### Task description
Copy out all the entries exactly.

####################

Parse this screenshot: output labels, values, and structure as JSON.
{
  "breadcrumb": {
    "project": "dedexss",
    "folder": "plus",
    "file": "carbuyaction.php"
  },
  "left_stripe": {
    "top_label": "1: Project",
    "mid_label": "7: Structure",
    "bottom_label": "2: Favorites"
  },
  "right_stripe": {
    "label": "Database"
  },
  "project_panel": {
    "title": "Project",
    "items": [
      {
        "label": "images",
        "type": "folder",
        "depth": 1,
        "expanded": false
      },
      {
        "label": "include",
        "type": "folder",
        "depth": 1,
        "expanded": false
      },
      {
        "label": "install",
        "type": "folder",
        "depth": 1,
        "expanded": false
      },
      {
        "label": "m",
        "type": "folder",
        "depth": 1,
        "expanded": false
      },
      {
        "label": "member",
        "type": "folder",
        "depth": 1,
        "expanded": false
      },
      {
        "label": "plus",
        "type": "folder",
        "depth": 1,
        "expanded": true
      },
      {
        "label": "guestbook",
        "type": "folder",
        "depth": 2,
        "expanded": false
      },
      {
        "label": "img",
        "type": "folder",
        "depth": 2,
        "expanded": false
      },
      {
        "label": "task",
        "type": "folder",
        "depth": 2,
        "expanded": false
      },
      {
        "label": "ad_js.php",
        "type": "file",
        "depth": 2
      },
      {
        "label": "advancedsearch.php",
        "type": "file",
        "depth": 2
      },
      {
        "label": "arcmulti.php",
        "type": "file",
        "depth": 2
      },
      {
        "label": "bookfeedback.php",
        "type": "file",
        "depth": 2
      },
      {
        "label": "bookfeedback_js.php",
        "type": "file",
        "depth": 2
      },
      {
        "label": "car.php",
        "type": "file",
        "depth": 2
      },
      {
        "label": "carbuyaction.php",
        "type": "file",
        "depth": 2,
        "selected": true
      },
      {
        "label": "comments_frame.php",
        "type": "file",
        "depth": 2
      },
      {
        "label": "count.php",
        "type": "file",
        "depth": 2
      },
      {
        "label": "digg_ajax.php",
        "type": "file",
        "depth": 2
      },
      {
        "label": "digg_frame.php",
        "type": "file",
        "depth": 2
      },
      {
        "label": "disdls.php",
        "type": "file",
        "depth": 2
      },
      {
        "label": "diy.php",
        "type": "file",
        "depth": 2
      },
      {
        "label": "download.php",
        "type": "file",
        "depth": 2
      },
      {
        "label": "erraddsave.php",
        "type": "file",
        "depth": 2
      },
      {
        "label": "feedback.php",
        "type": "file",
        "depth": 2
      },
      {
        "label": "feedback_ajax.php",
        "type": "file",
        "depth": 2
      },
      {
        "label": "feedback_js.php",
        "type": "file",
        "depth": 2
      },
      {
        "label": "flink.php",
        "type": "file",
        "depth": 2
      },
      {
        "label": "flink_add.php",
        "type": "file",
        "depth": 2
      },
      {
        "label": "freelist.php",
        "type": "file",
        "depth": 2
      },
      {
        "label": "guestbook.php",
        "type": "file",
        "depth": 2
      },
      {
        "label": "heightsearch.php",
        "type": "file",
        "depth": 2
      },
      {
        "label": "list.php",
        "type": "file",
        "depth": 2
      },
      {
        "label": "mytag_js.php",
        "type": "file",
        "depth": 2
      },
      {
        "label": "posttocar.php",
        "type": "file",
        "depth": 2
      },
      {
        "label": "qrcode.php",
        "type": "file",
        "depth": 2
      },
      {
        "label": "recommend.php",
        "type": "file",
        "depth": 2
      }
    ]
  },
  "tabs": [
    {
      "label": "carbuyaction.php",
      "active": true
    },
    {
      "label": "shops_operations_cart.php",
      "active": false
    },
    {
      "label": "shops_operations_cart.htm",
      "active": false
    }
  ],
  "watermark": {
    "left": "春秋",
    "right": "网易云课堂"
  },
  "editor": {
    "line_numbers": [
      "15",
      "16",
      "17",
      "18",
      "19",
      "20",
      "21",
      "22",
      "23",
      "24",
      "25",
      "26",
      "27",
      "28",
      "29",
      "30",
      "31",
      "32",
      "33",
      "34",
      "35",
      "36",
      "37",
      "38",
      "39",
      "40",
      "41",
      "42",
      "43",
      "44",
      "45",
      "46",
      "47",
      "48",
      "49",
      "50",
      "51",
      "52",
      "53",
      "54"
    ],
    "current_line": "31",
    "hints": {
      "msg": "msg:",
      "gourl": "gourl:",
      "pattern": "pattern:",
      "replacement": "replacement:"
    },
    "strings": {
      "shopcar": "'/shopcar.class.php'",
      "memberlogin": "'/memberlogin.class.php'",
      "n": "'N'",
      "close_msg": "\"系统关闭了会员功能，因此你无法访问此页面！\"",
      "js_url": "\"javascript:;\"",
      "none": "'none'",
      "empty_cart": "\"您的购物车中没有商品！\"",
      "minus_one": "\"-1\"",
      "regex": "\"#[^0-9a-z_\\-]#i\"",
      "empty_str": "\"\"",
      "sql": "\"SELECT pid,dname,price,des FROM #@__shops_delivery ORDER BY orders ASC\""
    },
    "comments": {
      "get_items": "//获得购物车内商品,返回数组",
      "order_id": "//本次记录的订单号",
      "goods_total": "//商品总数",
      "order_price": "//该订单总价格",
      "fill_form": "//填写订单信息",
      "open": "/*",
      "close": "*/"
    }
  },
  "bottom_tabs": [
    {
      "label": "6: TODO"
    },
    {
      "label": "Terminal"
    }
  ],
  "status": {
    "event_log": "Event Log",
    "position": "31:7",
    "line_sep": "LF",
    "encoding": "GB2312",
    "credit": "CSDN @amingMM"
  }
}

####################

### Exercise result
Parse this screenshot: output labels, values, and structure as JSON.
{
  "breadcrumb": {
    "project": "dedexss",
    "folder": "plus",
    "file": "carbuyaction.php"
  },
  "left_stripe": {
    "top_label": "1: Project",
    "mid_label": "7: Structure",
    "bottom_label": "2: Favorites"
  },
  "right_stripe": {
    "label": "Database"
  },
  "project_panel": {
    "title": "Project",
    "items": [
      {
        "label": "images",
        "type": "folder",
        "depth": 1,
        "expanded": false
      },
      {
        "label": "include",
        "type": "folder",
        "depth": 1,
        "expanded": false
      },
      {
        "label": "install",
        "type": "folder",
        "depth": 1,
        "expanded": false
      },
      {
        "label": "m",
        "type": "folder",
        "depth": 1,
        "expanded": false
      },
      {
        "label": "member",
        "type": "folder",
        "depth": 1,
        "expanded": false
      },
      {
        "label": "plus",
        "type": "folder",
        "depth": 1,
        "expanded": true
      },
      {
        "label": "guestbook",
        "type": "folder",
        "depth": 2,
        "expanded": false
      },
      {
        "label": "img",
        "type": "folder",
        "depth": 2,
        "expanded": false
      },
      {
        "label": "task",
        "type": "folder",
        "depth": 2,
        "expanded": false
      },
      {
        "label": "ad_js.php",
        "type": "file",
        "depth": 2
      },
      {
        "label": "advancedsearch.php",
        "type": "file",
        "depth": 2
      },
      {
        "label": "arcmulti.php",
        "type": "file",
        "depth": 2
      },
      {
        "label": "bookfeedback.php",
        "type": "file",
        "depth": 2
      },
      {
        "label": "bookfeedback_js.php",
        "type": "file",
        "depth": 2
      },
      {
        "label": "car.php",
        "type": "file",
        "depth": 2
      },
      {
        "label": "carbuyaction.php",
        "type": "file",
        "depth": 2,
        "selected": true
      },
      {
        "label": "comments_frame.php",
        "type": "file",
        "depth": 2
      },
      {
        "label": "count.php",
        "type": "file",
        "depth": 2
      },
      {
        "label": "digg_ajax.php",
        "type": "file",
        "depth": 2
      },
      {
        "label": "digg_frame.php",
        "type": "file",
        "depth": 2
      },
      {
        "label": "disdls.php",
        "type": "file",
        "depth": 2
      },
      {
        "label": "diy.php",
        "type": "file",
        "depth": 2
      },
      {
        "label": "download.php",
        "type": "file",
        "depth": 2
      },
      {
        "label": "erraddsave.php",
        "type": "file",
        "depth": 2
      },
      {
        "label": "feedback.php",
        "type": "file",
        "depth": 2
      },
      {
        "label": "feedback_ajax.php",
        "type": "file",
        "depth": 2
      },
      {
        "label": "feedback_js.php",
        "type": "file",
        "depth": 2
      },
      {
        "label": "flink.php",
        "type": "file",
        "depth": 2
      },
      {
        "label": "flink_add.php",
        "type": "file",
        "depth": 2
      },
      {
        "label": "freelist.php",
        "type": "file",
        "depth": 2
      },
      {
        "label": "guestbook.php",
        "type": "file",
        "depth": 2
      },
      {
        "label": "heightsearch.php",
        "type": "file",
        "depth": 2
      },
      {
        "label": "list.php",
        "type": "file",
        "depth": 2
      },
      {
        "label": "mytag_js.php",
        "type": "file",
        "depth": 2
      },
      {
        "label": "posttocar.php",
        "type": "file",
        "depth": 2
      },
      {
        "label": "qrcode.php",
        "type": "file",
        "depth": 2
      },
      {
        "label": "recommend.php",
        "type": "file",
        "depth": 2
      }
    ]
  },
  "tabs": [
    {
      "label": "carbuyaction.php",
      "active": true
    },
    {
      "label": "shops_operations_cart.php",
      "active": false
    },
    {
      "label": "shops_operations_cart.htm",
      "active": false
    }
  ],
  "watermark": {
    "left": "春秋",
    "right": "网易云课堂"
  },
  "editor": {
    "line_numbers": [
      "15",
      "16",
      "17",
      "18",
      "19",
      "20",
      "21",
      "22",
      "23",
      "24",
      "25",
      "26",
      "27",
      "28",
      "29",
      "30",
      "31",
      "32",
      "33",
      "34",
      "35",
      "36",
      "37",
      "38",
      "39",
      "40",
      "41",
      "42",
      "43",
      "44",
      "45",
      "46",
      "47",
      "48",
      "49",
      "50",
      "51",
      "52",
      "53",
      "54"
    ],
    "current_line": "31",
    "hints": {
      "msg": "msg:",
      "gourl": "gourl:",
      "pattern": "pattern:",
      "replacement": "replacement:"
    },
    "strings": {
      "shopcar": "'/shopcar.class.php'",
      "memberlogin": "'/memberlogin.class.php'",
      "n": "'N'",
      "close_msg": "\"系统关闭了会员功能，因此你无法访问此页面！\"",
      "js_url": "\"javascript:;\"",
      "none": "'none'",
      "empty_cart": "\"您的购物车中没有商品！\"",
      "minus_one": "\"-1\"",
      "regex": "\"#[^0-9a-z_\\-]#i\"",
      "empty_str": "\"\"",
      "sql": "\"SELECT pid,dname,price,des FROM #@__shops_delivery ORDER BY orders ASC\""
    },
    "comments": {
      "get_items": "//获得购物车内商品,返回数组",
      "order_id": "//本次记录的订单号",
      "goods_total": "//商品总数",
      "order_price": "//该订单总价格",
      "fill_form": "//填写订单信息",
      "open": "/*",
      "close": "*/"
    }
  },
  "bottom_tabs": [
    {
      "label": "6: TODO"
    },
    {
      "label": "Terminal"
    }
  ],
  "status": {
    "event_log": "Event Log",
    "position": "31:7",
    "line_sep": "LF",
    "encoding": "GB2312",
    "credit": "CSDN @amingMM"
  }
}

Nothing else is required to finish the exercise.